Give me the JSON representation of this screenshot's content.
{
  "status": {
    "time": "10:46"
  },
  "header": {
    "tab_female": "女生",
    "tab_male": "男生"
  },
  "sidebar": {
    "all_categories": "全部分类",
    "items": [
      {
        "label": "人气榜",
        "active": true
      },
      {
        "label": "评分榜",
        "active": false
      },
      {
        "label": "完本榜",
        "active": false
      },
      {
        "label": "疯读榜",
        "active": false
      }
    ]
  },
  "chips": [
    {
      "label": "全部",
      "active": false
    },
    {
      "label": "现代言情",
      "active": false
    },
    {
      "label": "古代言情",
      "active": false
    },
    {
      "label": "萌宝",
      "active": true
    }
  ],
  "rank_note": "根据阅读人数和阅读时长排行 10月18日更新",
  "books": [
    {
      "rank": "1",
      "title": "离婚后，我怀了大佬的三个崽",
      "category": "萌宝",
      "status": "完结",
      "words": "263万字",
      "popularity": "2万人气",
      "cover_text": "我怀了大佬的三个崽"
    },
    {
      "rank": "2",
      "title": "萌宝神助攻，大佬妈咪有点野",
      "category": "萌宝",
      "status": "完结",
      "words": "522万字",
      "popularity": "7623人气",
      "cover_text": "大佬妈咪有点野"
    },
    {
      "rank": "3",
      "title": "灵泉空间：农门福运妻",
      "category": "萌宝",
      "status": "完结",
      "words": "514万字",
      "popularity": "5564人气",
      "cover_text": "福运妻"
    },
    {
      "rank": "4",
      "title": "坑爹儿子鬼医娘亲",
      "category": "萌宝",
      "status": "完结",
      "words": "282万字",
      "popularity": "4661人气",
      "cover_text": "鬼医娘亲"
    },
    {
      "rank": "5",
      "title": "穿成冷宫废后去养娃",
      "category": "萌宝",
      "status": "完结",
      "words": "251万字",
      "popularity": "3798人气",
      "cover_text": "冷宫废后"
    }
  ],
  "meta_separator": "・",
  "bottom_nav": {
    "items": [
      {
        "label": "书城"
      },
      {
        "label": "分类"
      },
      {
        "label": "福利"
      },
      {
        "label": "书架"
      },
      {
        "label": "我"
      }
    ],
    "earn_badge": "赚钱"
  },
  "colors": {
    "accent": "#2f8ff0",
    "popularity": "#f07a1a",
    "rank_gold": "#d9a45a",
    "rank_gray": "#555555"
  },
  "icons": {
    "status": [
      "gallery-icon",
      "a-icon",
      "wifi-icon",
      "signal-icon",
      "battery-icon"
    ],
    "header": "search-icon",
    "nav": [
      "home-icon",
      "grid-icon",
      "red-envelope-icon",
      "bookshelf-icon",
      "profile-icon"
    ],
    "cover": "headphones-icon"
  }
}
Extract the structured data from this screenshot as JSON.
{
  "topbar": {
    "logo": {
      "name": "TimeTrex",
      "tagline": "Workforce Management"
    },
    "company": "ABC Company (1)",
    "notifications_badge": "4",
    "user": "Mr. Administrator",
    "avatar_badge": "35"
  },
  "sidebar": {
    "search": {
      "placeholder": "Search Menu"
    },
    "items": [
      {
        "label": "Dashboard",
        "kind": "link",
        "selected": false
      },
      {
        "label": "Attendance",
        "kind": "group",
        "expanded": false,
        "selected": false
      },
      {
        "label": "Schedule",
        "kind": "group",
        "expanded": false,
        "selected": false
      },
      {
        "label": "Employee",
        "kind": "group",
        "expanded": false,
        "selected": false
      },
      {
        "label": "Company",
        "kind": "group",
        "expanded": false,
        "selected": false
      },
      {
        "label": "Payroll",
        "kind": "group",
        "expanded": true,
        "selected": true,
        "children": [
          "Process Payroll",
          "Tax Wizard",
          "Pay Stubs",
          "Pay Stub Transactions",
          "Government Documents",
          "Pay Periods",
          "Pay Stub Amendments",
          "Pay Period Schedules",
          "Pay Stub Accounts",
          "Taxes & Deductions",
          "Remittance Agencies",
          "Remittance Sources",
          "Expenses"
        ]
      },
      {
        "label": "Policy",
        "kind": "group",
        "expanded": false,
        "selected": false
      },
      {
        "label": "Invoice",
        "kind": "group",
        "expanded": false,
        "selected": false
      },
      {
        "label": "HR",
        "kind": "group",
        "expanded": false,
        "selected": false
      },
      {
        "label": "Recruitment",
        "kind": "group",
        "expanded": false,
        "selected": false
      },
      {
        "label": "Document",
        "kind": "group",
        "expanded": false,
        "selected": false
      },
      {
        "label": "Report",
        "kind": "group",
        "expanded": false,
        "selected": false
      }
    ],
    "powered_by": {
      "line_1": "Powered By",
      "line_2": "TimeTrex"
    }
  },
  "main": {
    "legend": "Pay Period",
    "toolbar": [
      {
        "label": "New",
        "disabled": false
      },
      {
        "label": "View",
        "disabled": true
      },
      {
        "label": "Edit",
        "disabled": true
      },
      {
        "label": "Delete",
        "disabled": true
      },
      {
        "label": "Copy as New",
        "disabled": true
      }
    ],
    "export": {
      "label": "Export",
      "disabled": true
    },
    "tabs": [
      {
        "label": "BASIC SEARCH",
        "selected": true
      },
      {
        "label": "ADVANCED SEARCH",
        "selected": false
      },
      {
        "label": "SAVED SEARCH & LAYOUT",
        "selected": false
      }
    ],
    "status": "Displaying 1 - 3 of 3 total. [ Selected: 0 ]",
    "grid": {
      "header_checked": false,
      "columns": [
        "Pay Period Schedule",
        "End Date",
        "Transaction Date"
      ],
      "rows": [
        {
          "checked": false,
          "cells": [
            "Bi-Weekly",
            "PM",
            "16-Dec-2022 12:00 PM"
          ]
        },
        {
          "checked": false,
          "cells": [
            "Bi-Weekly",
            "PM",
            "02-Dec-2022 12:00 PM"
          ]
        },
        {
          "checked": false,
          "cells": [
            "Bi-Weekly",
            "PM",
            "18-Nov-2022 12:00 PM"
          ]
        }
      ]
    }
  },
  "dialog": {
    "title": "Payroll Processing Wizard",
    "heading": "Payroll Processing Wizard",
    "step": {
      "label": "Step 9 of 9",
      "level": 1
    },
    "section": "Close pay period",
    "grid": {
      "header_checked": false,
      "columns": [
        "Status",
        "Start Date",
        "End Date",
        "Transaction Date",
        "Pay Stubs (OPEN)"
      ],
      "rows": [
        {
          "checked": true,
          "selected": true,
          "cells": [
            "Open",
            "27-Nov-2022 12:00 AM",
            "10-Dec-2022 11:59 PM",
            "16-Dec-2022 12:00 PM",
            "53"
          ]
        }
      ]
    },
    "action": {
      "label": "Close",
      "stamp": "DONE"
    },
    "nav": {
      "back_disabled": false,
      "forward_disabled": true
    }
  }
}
※ ※ ※
## Exercise task
The records above should be duplicated in full, exactly as given.

## Solved problem
Give me the JSON representation of this screenshot's content.
{
  "status": {
    "time": "10:46"
  },
  "header": {
    "tab_female": "女生",
    "tab_male": "男生"
  },
  "sidebar": {
    "all_categories": "全部分类",
    "items": [
      {
        "label": "人气榜",
        "active": true
      },
      {
        "label": "评分榜",
        "active": false
      },
      {
        "label": "完本榜",
        "active": false
      },
      {
        "label": "疯读榜",
        "active": false
      }
    ]
  },
  "chips": [
    {
      "label": "全部",
      "active": false
    },
    {
      "label": "现代言情",
      "active": false
    },
    {
      "label": "古代言情",
      "active": false
    },
    {
      "label": "萌宝",
      "active": true
    }
  ],
  "rank_note": "根据阅读人数和阅读时长排行 10月18日更新",
  "books": [
    {
      "rank": "1",
      "title": "离婚后，我怀了大佬的三个崽",
      "category": "萌宝",
      "status": "完结",
      "words": "263万字",
      "popularity": "2万人气",
      "cover_text": "我怀了大佬的三个崽"
    },
    {
      "rank": "2",
      "title": "萌宝神助攻，大佬妈咪有点野",
      "category": "萌宝",
      "status": "完结",
      "words": "522万字",
      "popularity": "7623人气",
      "cover_text": "大佬妈咪有点野"
    },
    {
      "rank": "3",
      "title": "灵泉空间：农门福运妻",
      "category": "萌宝",
      "status": "完结",
      "words": "514万字",
      "popularity": "5564人气",
      "cover_text": "福运妻"
    },
    {
      "rank": "4",
      "title": "坑爹儿子鬼医娘亲",
      "category": "萌宝",
      "status": "完结",
      "words": "282万字",
      "popularity": "4661人气",
      "cover_text": "鬼医娘亲"
    },
    {
      "rank": "5",
      "title": "穿成冷宫废后去养娃",
      "category": "萌宝",
      "status": "完结",
      "words": "251万字",
      "popularity": "3798人气",
      "cover_text": "冷宫废后"
    }
  ],
  "meta_separator": "・",
  "bottom_nav": {
    "items": [
      {
        "label": "书城"
      },
      {
        "label": "分类"
      },
      {
        "label": "福利"
      },
      {
        "label": "书架"
      },
      {
        "label": "我"
      }
    ],
    "earn_badge": "赚钱"
  },
  "colors": {
    "accent": "#2f8ff0",
    "popularity": "#f07a1a",
    "rank_gold": "#d9a45a",
    "rank_gray": "#555555"
  },
  "icons": {
    "status": [
      "gallery-icon",
      "a-icon",
      "wifi-icon",
      "signal-icon",
      "battery-icon"
    ],
    "header": "search-icon",
    "nav": [
      "home-icon",
      "grid-icon",
      "red-envelope-icon",
      "bookshelf-icon",
      "profile-icon"
    ],
    "cover": "headphones-icon"
  }
}
Extract the structured data from this screenshot as JSON.
{
  "topbar": {
    "logo": {
      "name": "TimeTrex",
      "tagline": "Workforce Management"
    },
    "company": "ABC Company (1)",
    "notifications_badge": "4",
    "user": "Mr. Administrator",
    "avatar_badge": "35"
  },
  "sidebar": {
    "search": {
      "placeholder": "Search Menu"
    },
    "items": [
      {
        "label": "Dashboard",
        "kind": "link",
        "selected": false
      },
      {
        "label": "Attendance",
        "kind": "group",
        "expanded": false,
        "selected": false
      },
      {
        "label": "Schedule",
        "kind": "group",
        "expanded": false,
        "selected": false
      },
      {
        "label": "Employee",
        "kind": "group",
        "expanded": false,
        "selected": false
      },
      {
        "label": "Company",
        "kind": "group",
        "expanded": false,
        "selected": false
      },
      {
        "label": "Payroll",
        "kind": "group",
        "expanded": true,
        "selected": true,
        "children": [
          "Process Payroll",
          "Tax Wizard",
          "Pay Stubs",
          "Pay Stub Transactions",
          "Government Documents",
          "Pay Periods",
          "Pay Stub Amendments",
          "Pay Period Schedules",
          "Pay Stub Accounts",
          "Taxes & Deductions",
          "Remittance Agencies",
          "Remittance Sources",
          "Expenses"
        ]
      },
      {
        "label": "Policy",
        "kind": "group",
        "expanded": false,
        "selected": false
      },
      {
        "label": "Invoice",
        "kind": "group",
        "expanded": false,
        "selected": false
      },
      {
        "label": "HR",
        "kind": "group",
        "expanded": false,
        "selected": false
      },
      {
        "label": "Recruitment",
        "kind": "group",
        "expanded": false,
        "selected": false
      },
      {
        "label": "Document",
        "kind": "group",
        "expanded": false,
        "selected": false
      },
      {
        "label": "Report",
        "kind": "group",
        "expanded": false,
        "selected": false
      }
    ],
    "powered_by": {
      "line_1": "Powered By",
      "line_2": "TimeTrex"
    }
  },
  "main": {
    "legend": "Pay Period",
    "toolbar": [
      {
        "label": "New",
        "disabled": false
      },
      {
        "label": "View",
        "disabled": true
      },
      {
        "label": "Edit",
        "disabled": true
      },
      {
        "label": "Delete",
        "disabled": true
      },
      {
        "label": "Copy as New",
        "disabled": true
      }
    ],
    "export": {
      "label": "Export",
      "disabled": true
    },
    "tabs": [
      {
        "label": "BASIC SEARCH",
        "selected": true
      },
      {
        "label": "ADVANCED SEARCH",
        "selected": false
      },
      {
        "label": "SAVED SEARCH & LAYOUT",
        "selected": false
      }
    ],
    "status": "Displaying 1 - 3 of 3 total. [ Selected: 0 ]",
    "grid": {
      "header_checked": false,
      "columns": [
        "Pay Period Schedule",
        "End Date",
        "Transaction Date"
      ],
      "rows": [
        {
          "checked": false,
          "cells": [
            "Bi-Weekly",
            "PM",
            "16-Dec-2022 12:00 PM"
          ]
        },
        {
          "checked": false,
          "cells": [
            "Bi-Weekly",
            "PM",
            "02-Dec-2022 12:00 PM"
          ]
        },
        {
          "checked": false,
          "cells": [
            "Bi-Weekly",
            "PM",
            "18-Nov-2022 12:00 PM"
          ]
        }
      ]
    }
  },
  "dialog": {
    "title": "Payroll Processing Wizard",
    "heading": "Payroll Processing Wizard",
    "step": {
      "label": "Step 9 of 9",
      "level": 1
    },
    "section": "Close pay period",
    "grid": {
      "header_checked": false,
      "columns": [
        "Status",
        "Start Date",
        "End Date",
        "Transaction Date",
        "Pay Stubs (OPEN)"
      ],
      "rows": [
        {
          "checked": true,
          "selected": true,
          "cells": [
            "Open",
            "27-Nov-2022 12:00 AM",
            "10-Dec-2022 11:59 PM",
            "16-Dec-2022 12:00 PM",
            "53"
          ]
        }
      ]
    },
    "action": {
      "label": "Close",
      "stamp": "DONE"
    },
    "nav": {
      "back_disabled": false,
      "forward_disabled": true
    }
  }
}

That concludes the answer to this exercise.